→ EXERCISE AIM: Return each line of the listing that contains the string "глаза".

→ EXCERPTED RECORDS:
------------------------------
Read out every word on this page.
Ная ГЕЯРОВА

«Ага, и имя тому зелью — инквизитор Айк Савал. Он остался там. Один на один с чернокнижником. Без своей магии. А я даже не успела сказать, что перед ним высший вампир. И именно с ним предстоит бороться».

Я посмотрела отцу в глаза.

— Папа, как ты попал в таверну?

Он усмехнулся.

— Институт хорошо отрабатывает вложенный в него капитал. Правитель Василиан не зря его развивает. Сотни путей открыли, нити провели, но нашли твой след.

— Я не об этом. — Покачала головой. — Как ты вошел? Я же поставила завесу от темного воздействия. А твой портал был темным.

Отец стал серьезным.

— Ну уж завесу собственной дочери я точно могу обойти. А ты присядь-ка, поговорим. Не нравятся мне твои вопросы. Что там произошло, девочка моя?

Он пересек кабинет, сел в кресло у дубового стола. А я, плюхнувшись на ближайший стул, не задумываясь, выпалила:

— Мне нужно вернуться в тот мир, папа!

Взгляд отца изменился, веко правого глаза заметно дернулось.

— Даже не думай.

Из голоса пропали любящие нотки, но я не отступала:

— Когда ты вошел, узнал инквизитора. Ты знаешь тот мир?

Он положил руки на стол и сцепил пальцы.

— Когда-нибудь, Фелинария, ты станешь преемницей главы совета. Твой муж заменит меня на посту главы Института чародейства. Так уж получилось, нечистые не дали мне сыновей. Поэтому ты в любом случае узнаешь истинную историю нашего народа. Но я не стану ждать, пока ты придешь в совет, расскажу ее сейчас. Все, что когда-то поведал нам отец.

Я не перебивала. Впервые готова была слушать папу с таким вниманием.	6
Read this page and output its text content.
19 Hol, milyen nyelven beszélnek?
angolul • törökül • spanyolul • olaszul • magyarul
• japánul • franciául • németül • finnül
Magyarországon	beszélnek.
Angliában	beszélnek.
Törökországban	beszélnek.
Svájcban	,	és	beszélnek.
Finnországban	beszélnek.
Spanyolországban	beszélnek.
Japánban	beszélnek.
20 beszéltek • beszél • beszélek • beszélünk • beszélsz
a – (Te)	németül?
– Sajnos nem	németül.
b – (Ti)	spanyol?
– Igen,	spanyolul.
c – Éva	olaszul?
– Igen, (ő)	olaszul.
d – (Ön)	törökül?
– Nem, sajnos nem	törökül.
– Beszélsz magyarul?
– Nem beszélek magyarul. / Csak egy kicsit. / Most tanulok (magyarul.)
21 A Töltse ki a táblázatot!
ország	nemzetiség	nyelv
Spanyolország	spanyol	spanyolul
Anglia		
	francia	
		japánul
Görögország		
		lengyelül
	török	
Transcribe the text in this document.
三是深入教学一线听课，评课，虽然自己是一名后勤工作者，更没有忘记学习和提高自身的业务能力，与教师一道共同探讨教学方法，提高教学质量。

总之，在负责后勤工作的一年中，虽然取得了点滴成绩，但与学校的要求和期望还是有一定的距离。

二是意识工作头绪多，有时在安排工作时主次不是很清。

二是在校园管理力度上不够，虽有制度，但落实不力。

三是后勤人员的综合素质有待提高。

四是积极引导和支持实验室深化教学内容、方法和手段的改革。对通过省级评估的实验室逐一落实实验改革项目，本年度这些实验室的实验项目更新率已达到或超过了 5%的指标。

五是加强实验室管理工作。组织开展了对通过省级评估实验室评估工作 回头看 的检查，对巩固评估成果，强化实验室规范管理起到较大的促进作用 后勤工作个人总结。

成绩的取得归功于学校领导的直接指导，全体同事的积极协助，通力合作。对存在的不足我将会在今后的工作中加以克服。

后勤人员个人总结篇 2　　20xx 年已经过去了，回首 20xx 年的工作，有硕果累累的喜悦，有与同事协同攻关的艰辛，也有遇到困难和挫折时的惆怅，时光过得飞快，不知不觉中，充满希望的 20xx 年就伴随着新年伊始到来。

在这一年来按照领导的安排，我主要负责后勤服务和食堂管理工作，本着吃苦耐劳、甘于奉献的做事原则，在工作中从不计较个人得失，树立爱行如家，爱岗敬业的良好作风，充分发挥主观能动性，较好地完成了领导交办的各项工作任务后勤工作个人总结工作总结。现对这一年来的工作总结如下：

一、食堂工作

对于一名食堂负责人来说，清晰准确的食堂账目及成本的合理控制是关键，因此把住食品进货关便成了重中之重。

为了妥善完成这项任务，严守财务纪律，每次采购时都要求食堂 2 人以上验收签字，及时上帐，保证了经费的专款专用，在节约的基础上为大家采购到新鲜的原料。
------------------------------
→ COMPLETED EXERCISE:
Я посмотрела отцу в глаза.
Взгляд отца изменился, веко правого глаза заметно дернулось.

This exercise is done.